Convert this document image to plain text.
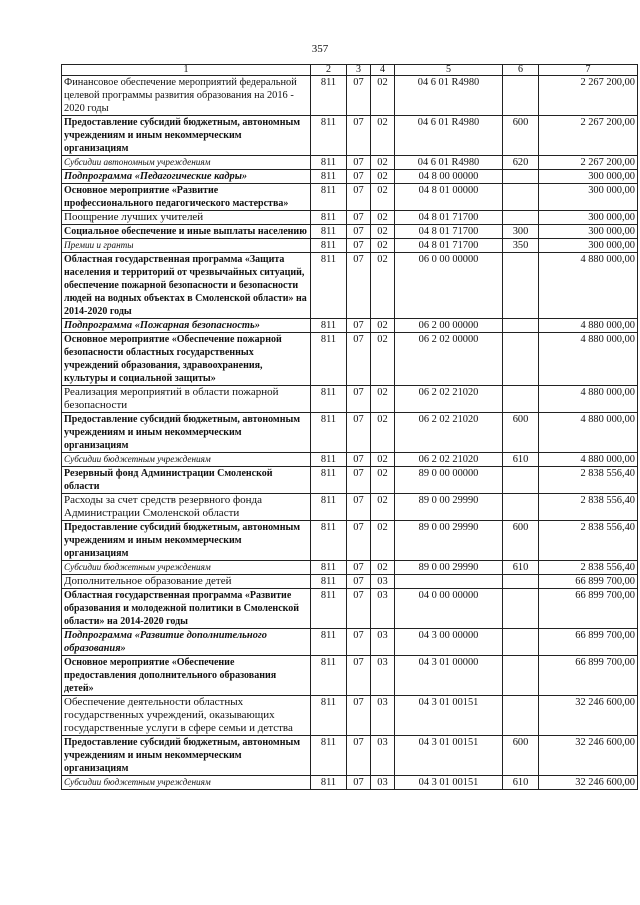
357
1	2	3	4	5	6	7
Финансовое обеспечение мероприятий федеральной целевой программы развития образования на 2016 - 2020 годы	811	07	02	04 6 01 R4980		2 267 200,00
Предоставление субсидий бюджетным, автономным учреждениям и иным некоммерческим организациям	811	07	02	04 6 01 R4980	600	2 267 200,00
Субсидии автономным учреждениям	811	07	02	04 6 01 R4980	620	2 267 200,00
Подпрограмма «Педагогические кадры»	811	07	02	04 8 00 00000		300 000,00
Основное мероприятие «Развитие профессионального педагогического мастерства»	811	07	02	04 8 01 00000		300 000,00
Поощрение лучших учителей	811	07	02	04 8 01 71700		300 000,00
Социальное обеспечение и иные выплаты населению	811	07	02	04 8 01 71700	300	300 000,00
Премии и гранты	811	07	02	04 8 01 71700	350	300 000,00
Областная государственная программа «Защита населения и территорий от чрезвычайных ситуаций, обеспечение пожарной безопасности и безопасности людей на водных объектах в Смоленской области» на 2014-2020 годы	811	07	02	06 0 00 00000		4 880 000,00
Подпрограмма «Пожарная безопасность»	811	07	02	06 2 00 00000		4 880 000,00
Основное мероприятие «Обеспечение пожарной безопасности областных государственных учреждений образования, здравоохранения, культуры и социальной защиты»	811	07	02	06 2 02 00000		4 880 000,00
Реализация мероприятий в области пожарной безопасности	811	07	02	06 2 02 21020		4 880 000,00
Предоставление субсидий бюджетным, автономным учреждениям и иным некоммерческим организациям	811	07	02	06 2 02 21020	600	4 880 000,00
Субсидии бюджетным учреждениям	811	07	02	06 2 02 21020	610	4 880 000,00
Резервный фонд Администрации Смоленской области	811	07	02	89 0 00 00000		2 838 556,40
Расходы за счет средств резервного фонда Администрации Смоленской области	811	07	02	89 0 00 29990		2 838 556,40
Предоставление субсидий бюджетным, автономным учреждениям и иным некоммерческим организациям	811	07	02	89 0 00 29990	600	2 838 556,40
Субсидии бюджетным учреждениям	811	07	02	89 0 00 29990	610	2 838 556,40
Дополнительное образование детей	811	07	03			66 899 700,00
Областная государственная программа «Развитие образования и молодежной политики в Смоленской области» на 2014-2020 годы	811	07	03	04 0 00 00000		66 899 700,00
Подпрограмма «Развитие дополнительного образования»	811	07	03	04 3 00 00000		66 899 700,00
Основное мероприятие «Обеспечение предоставления дополнительного образования детей»	811	07	03	04 3 01 00000		66 899 700,00
Обеспечение деятельности областных государственных учреждений, оказывающих государственные услуги в сфере семьи и детства	811	07	03	04 3 01 00151		32 246 600,00
Предоставление субсидий бюджетным, автономным учреждениям и иным некоммерческим организациям	811	07	03	04 3 01 00151	600	32 246 600,00
Субсидии бюджетным учреждениям	811	07	03	04 3 01 00151	610	32 246 600,00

* Problem details:
Only the count is needed: the number of lines in the data that include the word "учреждений".

* Response for this exercise:
2